_EXERCISE TASK_:
Copy the lines verbatim, starting at the line containing "- startup-options-card: Open" and ending at the line containing "- window-controls: [0, 0, 790, 14]".

[Region boundary data]
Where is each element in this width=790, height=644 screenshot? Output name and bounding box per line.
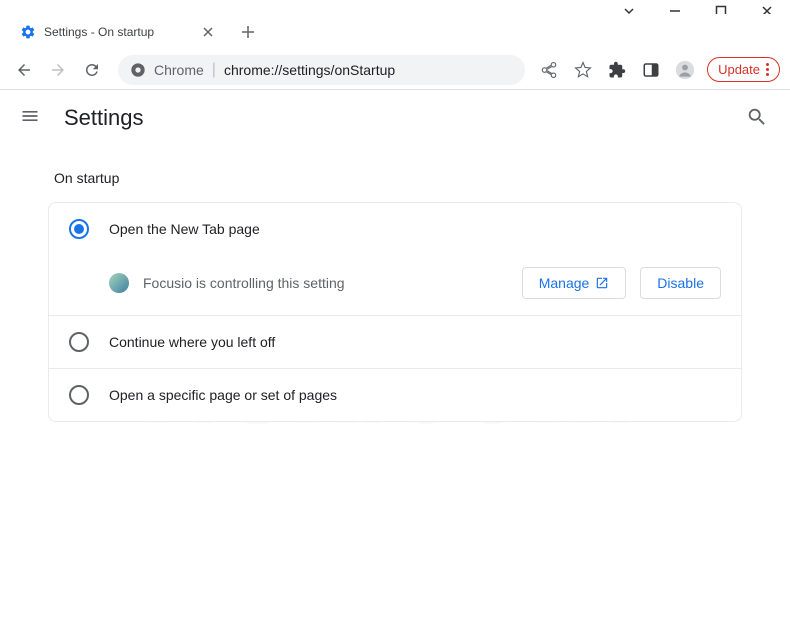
- startup-options-card: Open the New Tab page Focusio is control…: [48, 202, 742, 422]
- address-bar[interactable]: Chrome | chrome://settings/onStartup: [118, 55, 525, 85]
- window-controls: [0, 0, 790, 14]
- radio-option-specific-pages[interactable]: Open a specific page or set of pages: [49, 369, 741, 421]
- manage-label: Manage: [539, 275, 590, 291]
- page-title: Settings: [64, 105, 144, 131]
- settings-gear-icon: [20, 24, 36, 40]
- update-button[interactable]: Update: [707, 57, 780, 82]
- extension-control-row: Focusio is controlling this setting Mana…: [49, 255, 741, 315]
- radio-label: Continue where you left off: [109, 334, 275, 350]
- settings-header: Settings: [0, 90, 790, 146]
- url-host: Chrome: [154, 62, 204, 78]
- open-external-icon: [595, 276, 609, 290]
- radio-unselected-icon[interactable]: [69, 332, 89, 352]
- disable-label: Disable: [657, 275, 704, 291]
- url-path: chrome://settings/onStartup: [224, 62, 395, 78]
- radio-label: Open a specific page or set of pages: [109, 387, 337, 403]
- tab-close-button[interactable]: [200, 24, 216, 40]
- radio-selected-icon[interactable]: [69, 219, 89, 239]
- chrome-icon: [130, 62, 146, 78]
- browser-tab[interactable]: Settings - On startup: [8, 15, 228, 49]
- extension-message: Focusio is controlling this setting: [143, 275, 508, 291]
- forward-button[interactable]: [44, 56, 72, 84]
- back-button[interactable]: [10, 56, 38, 84]
- share-icon[interactable]: [537, 58, 561, 82]
- settings-content: On startup Open the New Tab page Focusio…: [0, 170, 790, 422]
- radio-option-continue[interactable]: Continue where you left off: [49, 316, 741, 368]
- hamburger-menu-icon[interactable]: [20, 106, 44, 130]
- tab-bar: Settings - On startup: [0, 14, 790, 50]
- search-icon[interactable]: [746, 106, 770, 130]
- manage-button[interactable]: Manage: [522, 267, 627, 299]
- side-panel-icon[interactable]: [639, 58, 663, 82]
- new-tab-button[interactable]: [234, 18, 262, 46]
- browser-toolbar: Chrome | chrome://settings/onStartup Upd…: [0, 50, 790, 90]
- radio-option-new-tab[interactable]: Open the New Tab page: [49, 203, 741, 255]
- update-label: Update: [718, 62, 760, 77]
- reload-button[interactable]: [78, 56, 106, 84]
- radio-unselected-icon[interactable]: [69, 385, 89, 405]
- extensions-puzzle-icon[interactable]: [605, 58, 629, 82]
- radio-label: Open the New Tab page: [109, 221, 260, 237]
- menu-dots-icon: [766, 63, 769, 76]
- tab-title: Settings - On startup: [44, 25, 192, 39]
- profile-avatar-icon[interactable]: [673, 58, 697, 82]
- disable-button[interactable]: Disable: [640, 267, 721, 299]
- extension-icon: [109, 273, 129, 293]
- section-title: On startup: [54, 170, 766, 186]
- bookmark-star-icon[interactable]: [571, 58, 595, 82]
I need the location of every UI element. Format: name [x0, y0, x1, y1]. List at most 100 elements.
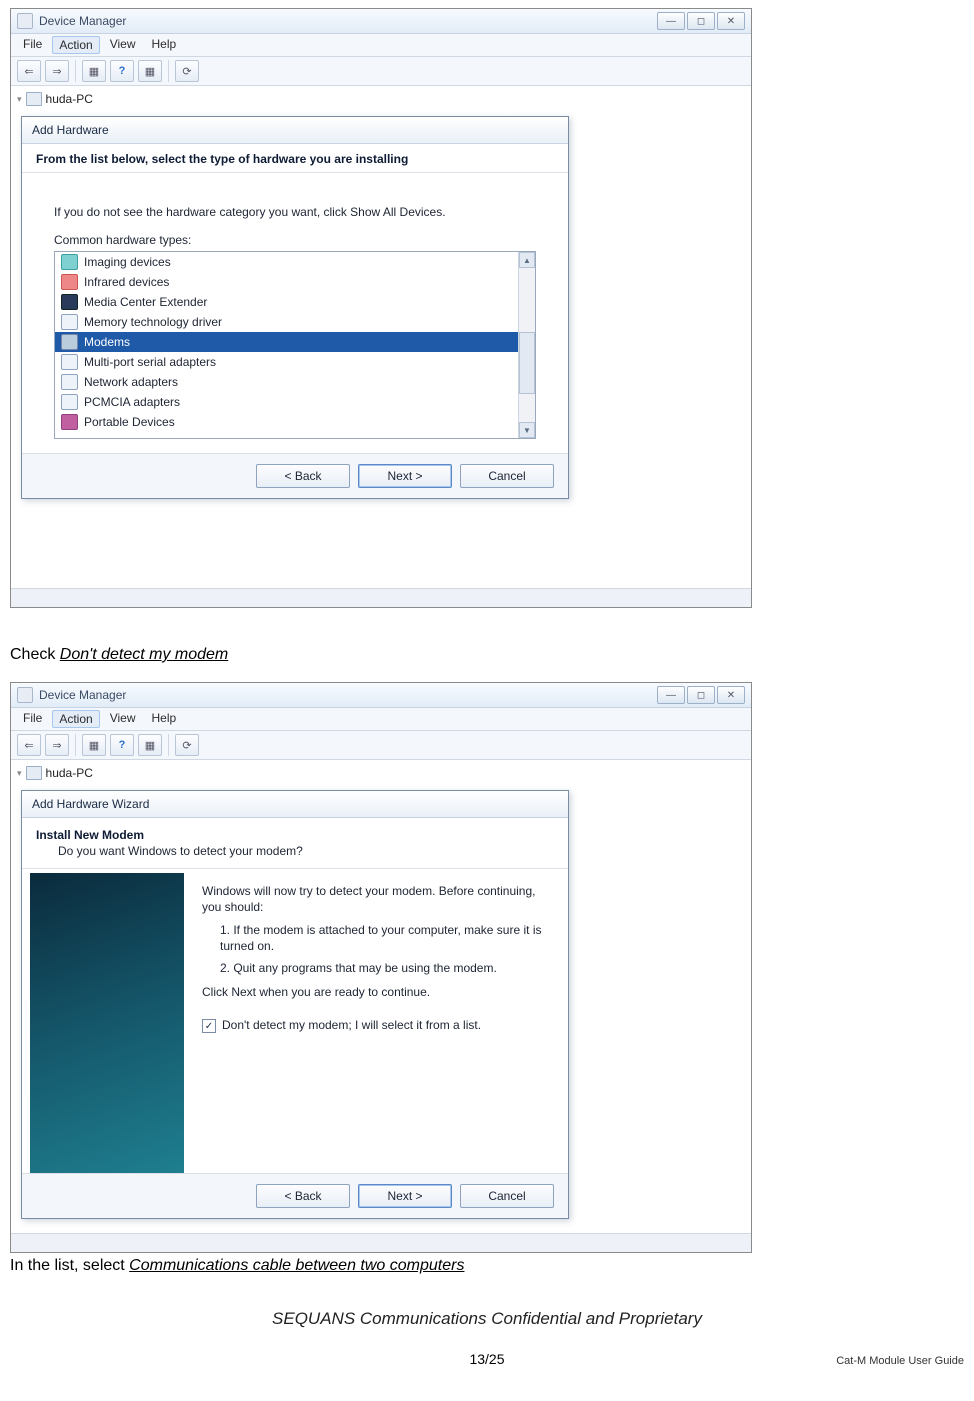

_CORRECT ANSWER_:
- startup-options-card: Open the New Tab page Focusio is control…: [48, 202, 742, 422]
- address-bar[interactable]: Chrome | chrome://settings/onStartup: [118, 55, 525, 85]
- window-controls: [0, 0, 790, 14]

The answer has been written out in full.